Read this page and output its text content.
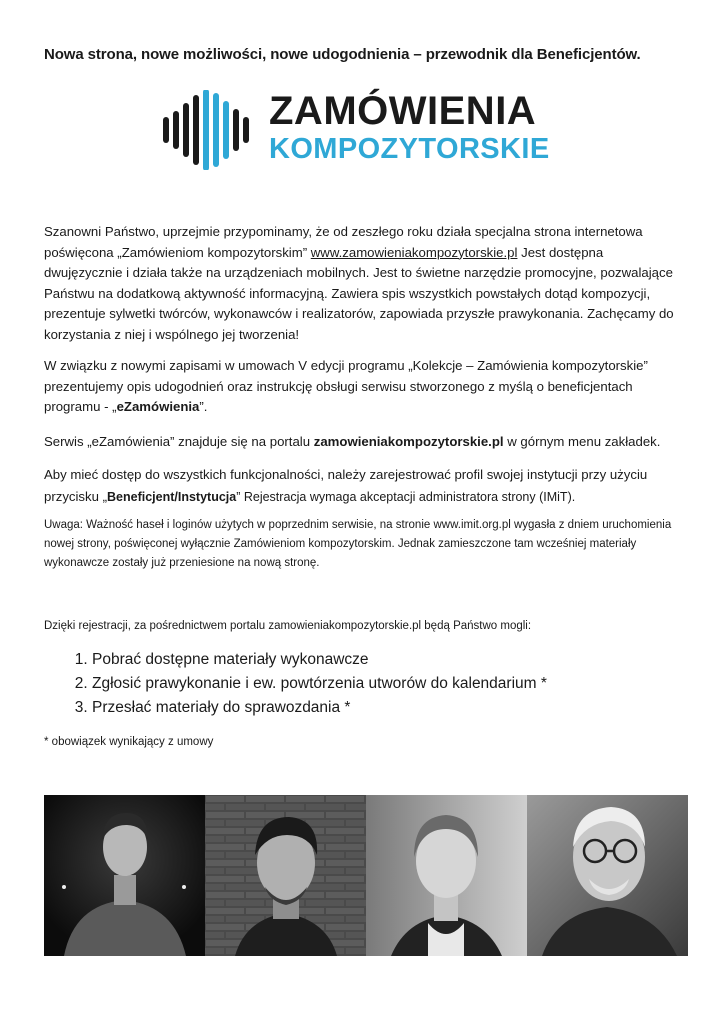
Nowa strona, nowe możliwości, nowe udogodnienia – przewodnik dla Beneficjentów.
ZAMÓWIENIA
KOMPOZYTORSKIE

Szanowni Państwo, uprzejmie przypominamy, że od zeszłego roku działa specjalna strona internetowa poświęcona „Zamówieniom kompozytorskim” www.zamowieniakompozytorskie.pl Jest dostępna dwujęzycznie i działa także na urządzeniach mobilnych. Jest to świetne narzędzie promocyjne, pozwalające Państwu na dodatkową aktywność informacyjną. Zawiera spis wszystkich powstałych dotąd kompozycji, prezentuje sylwetki twórców, wykonawców i realizatorów, zapowiada przyszłe prawykonania. Zachęcamy do korzystania z niej i wspólnego jej tworzenia!

W związku z nowymi zapisami w umowach V edycji programu „Kolekcje – Zamówienia kompozytorskie” prezentujemy opis udogodnień oraz instrukcję obsługi serwisu stworzonego z myślą o beneficjentach programu - „eZamówienia”.

Serwis „eZamówienia” znajduje się na portalu zamowieniakompozytorskie.pl w górnym menu zakładek.

Aby mieć dostęp do wszystkich funkcjonalności, należy zarejestrować profil swojej instytucji przy użyciu przycisku „Beneficjent/Instytucja” Rejestracja wymaga akceptacji administratora strony (IMiT).

Uwaga: Ważność haseł i loginów użytych w poprzednim serwisie, na stronie www.imit.org.pl wygasła z dniem uruchomienia nowej strony, poświęconej wyłącznie Zamówieniom kompozytorskim. Jednak zamieszczone tam wcześniej materiały wykonawcze zostały już przeniesione na nową stronę.

Dzięki rejestracji, za pośrednictwem portalu zamowieniakompozytorskie.pl będą Państwo mogli:

1. Pobrać dostępne materiały wykonawcze
2. Zgłosić prawykonanie i ew. powtórzenia utworów do kalendarium *
3. Przesłać materiały do sprawozdania *

* obowiązek wynikający z umowy
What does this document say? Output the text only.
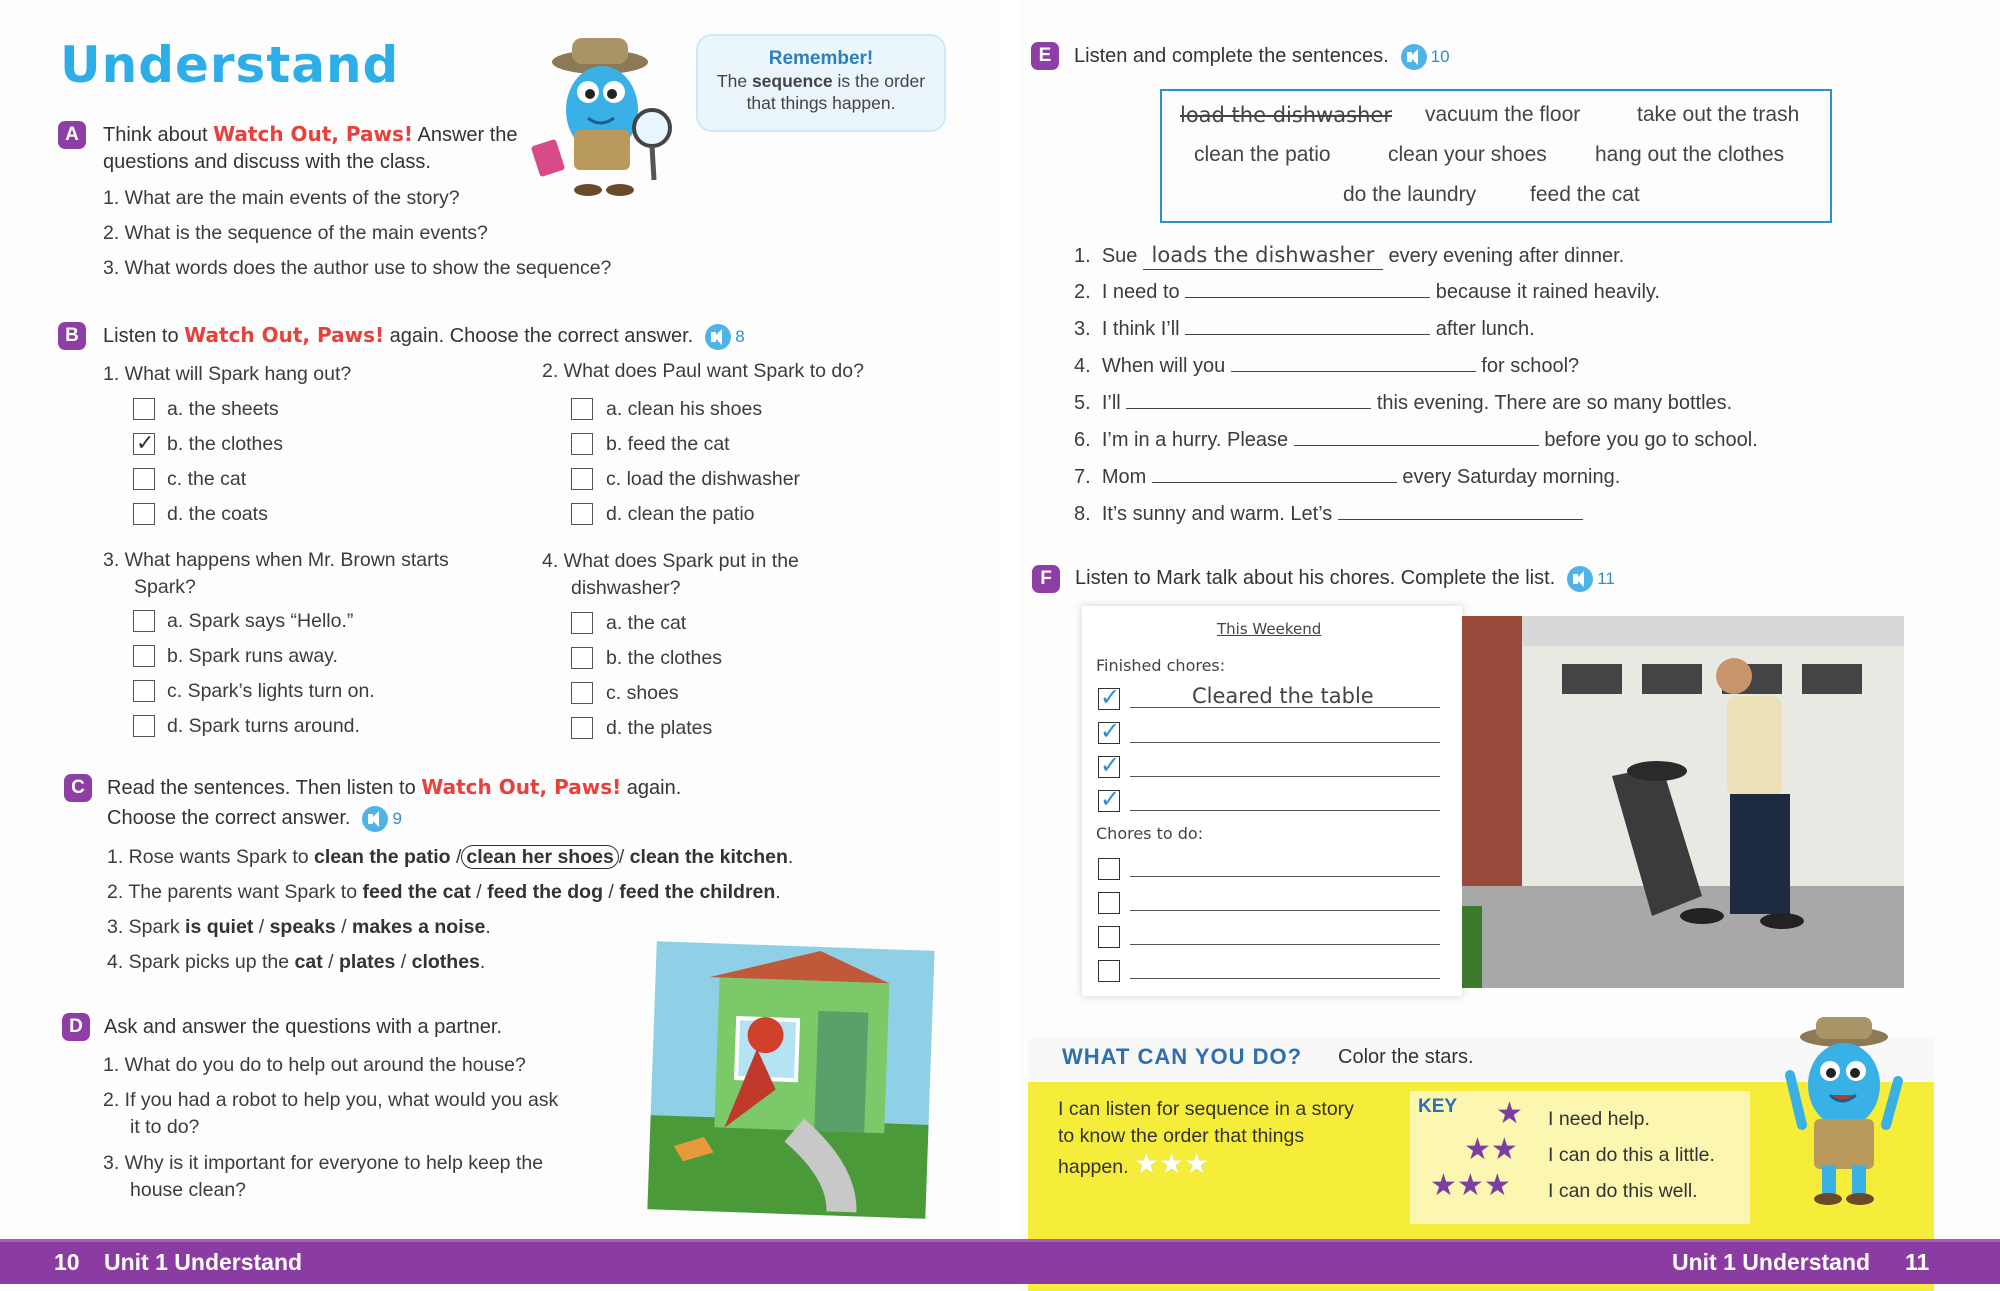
Understand	Remember!
The sequence is the order that things happen.
A	Think about Watch Out, Paws! Answer the questions and discuss with the class.
1. What are the main events of the story?
2. What is the sequence of the main events?
3. What words does the author use to show the sequence?
B	Listen to Watch Out, Paws! again. Choose the correct answer. 8
1. What will Spark hang out?
a. the sheets
✓
b. the clothes
c. the cat
d. the coats
2. What does Paul want Spark to do?
a. clean his shoes
b. feed the cat
c. load the dishwasher
d. clean the patio
3. What happens when Mr. Brown starts
Spark?
a. Spark says “Hello.”
b. Spark runs away.
c. Spark’s lights turn on.
d. Spark turns around.
4. What does Spark put in the
dishwasher?
a. the cat
b. the clothes
c. shoes
d. the plates
C	Read the sentences. Then listen to Watch Out, Paws! again.
Choose the correct answer. 9
1. Rose wants Spark to clean the patio / clean her shoes / clean the kitchen.
2. The parents want Spark to feed the cat / feed the dog / feed the children.
3. Spark is quiet / speaks / makes a noise.
4. Spark picks up the cat / plates / clothes.
D	Ask and answer the questions with a partner.
1. What do you do to help out around the house?
2. If you had a robot to help you, what would you ask
it to do?
3. Why is it important for everyone to help keep the
house clean?
E	Listen and complete the sentences. 10
load the dishwasher vacuum the floor	take out the trash
clean the patio	clean your shoes hang out the clothes
do the laundry	feed the cat
1. Sue loads the dishwasher every evening after dinner.
2. I need to	because it rained heavily.
3. I think I’ll	after lunch.
4. When will you	for school?
5. I’ll	this evening. There are so many bottles.
6. I’m in a hurry. Please	before you go to school.
7. Mom	every Saturday morning.
8. It’s sunny and warm. Let’s
F	Listen to Mark talk about his chores. Complete the list. 11
This Weekend
Finished chores:
✓
Cleared the table
✓
✓
✓
Chores to do:
WHAT CAN YOU DO? Color the stars.
I can listen for sequence in a story
to know the order that things
happen. ★★★
KEY ★ I need help.
★★ I can do this a little.
★★★ I can do this well.
10 Unit 1 Understand	Unit 1 Understand 11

——————————

• WHAT THIS TASK INVOLVES: The pictures should not be reproduced; quote all of the other material exactly.

• RESULT OF THIS TASK:
Read this page and output its text content.
Nowa strona, nowe możliwości, nowe udogodnienia – przewodnik dla Beneficjentów.
ZAMÓWIENIA
KOMPOZYTORSKIE

Szanowni Państwo, uprzejmie przypominamy, że od zeszłego roku działa specjalna strona internetowa poświęcona „Zamówieniom kompozytorskim” www.zamowieniakompozytorskie.pl Jest dostępna dwujęzycznie i działa także na urządzeniach mobilnych. Jest to świetne narzędzie promocyjne, pozwalające Państwu na dodatkową aktywność informacyjną. Zawiera spis wszystkich powstałych dotąd kompozycji, prezentuje sylwetki twórców, wykonawców i realizatorów, zapowiada przyszłe prawykonania. Zachęcamy do korzystania z niej i wspólnego jej tworzenia!

W związku z nowymi zapisami w umowach V edycji programu „Kolekcje – Zamówienia kompozytorskie” prezentujemy opis udogodnień oraz instrukcję obsługi serwisu stworzonego z myślą o beneficjentach programu - „eZamówienia”.

Serwis „eZamówienia” znajduje się na portalu zamowieniakompozytorskie.pl w górnym menu zakładek.

Aby mieć dostęp do wszystkich funkcjonalności, należy zarejestrować profil swojej instytucji przy użyciu przycisku „Beneficjent/Instytucja” Rejestracja wymaga akceptacji administratora strony (IMiT).

Uwaga: Ważność haseł i loginów użytych w poprzednim serwisie, na stronie www.imit.org.pl wygasła z dniem uruchomienia nowej strony, poświęconej wyłącznie Zamówieniom kompozytorskim. Jednak zamieszczone tam wcześniej materiały wykonawcze zostały już przeniesione na nową stronę.

Dzięki rejestracji, za pośrednictwem portalu zamowieniakompozytorskie.pl będą Państwo mogli:

1. Pobrać dostępne materiały wykonawcze
2. Zgłosić prawykonanie i ew. powtórzenia utworów do kalendarium *
3. Przesłać materiały do sprawozdania *

* obowiązek wynikający z umowy
What does this document say? Output the text only.
Understand	Remember!
The sequence is the order that things happen.
A	Think about Watch Out, Paws! Answer the questions and discuss with the class.
1. What are the main events of the story?
2. What is the sequence of the main events?
3. What words does the author use to show the sequence?
B	Listen to Watch Out, Paws! again. Choose the correct answer. 8
1. What will Spark hang out?
a. the sheets
✓
b. the clothes
c. the cat
d. the coats
2. What does Paul want Spark to do?
a. clean his shoes
b. feed the cat
c. load the dishwasher
d. clean the patio
3. What happens when Mr. Brown starts
Spark?
a. Spark says “Hello.”
b. Spark runs away.
c. Spark’s lights turn on.
d. Spark turns around.
4. What does Spark put in the
dishwasher?
a. the cat
b. the clothes
c. shoes
d. the plates
C	Read the sentences. Then listen to Watch Out, Paws! again.
Choose the correct answer. 9
1. Rose wants Spark to clean the patio / clean her shoes / clean the kitchen.
2. The parents want Spark to feed the cat / feed the dog / feed the children.
3. Spark is quiet / speaks / makes a noise.
4. Spark picks up the cat / plates / clothes.
D	Ask and answer the questions with a partner.
1. What do you do to help out around the house?
2. If you had a robot to help you, what would you ask
it to do?
3. Why is it important for everyone to help keep the
house clean?
E	Listen and complete the sentences. 10
load the dishwasher vacuum the floor	take out the trash
clean the patio	clean your shoes hang out the clothes
do the laundry	feed the cat
1. Sue loads the dishwasher every evening after dinner.
2. I need to	because it rained heavily.
3. I think I’ll	after lunch.
4. When will you	for school?
5. I’ll	this evening. There are so many bottles.
6. I’m in a hurry. Please	before you go to school.
7. Mom	every Saturday morning.
8. It’s sunny and warm. Let’s
F	Listen to Mark talk about his chores. Complete the list. 11
This Weekend
Finished chores:
✓
Cleared the table
✓
✓
✓
Chores to do:
WHAT CAN YOU DO? Color the stars.
I can listen for sequence in a story
to know the order that things
happen. ★★★
KEY ★ I need help.
★★ I can do this a little.
★★★ I can do this well.
10 Unit 1 Understand	Unit 1 Understand 11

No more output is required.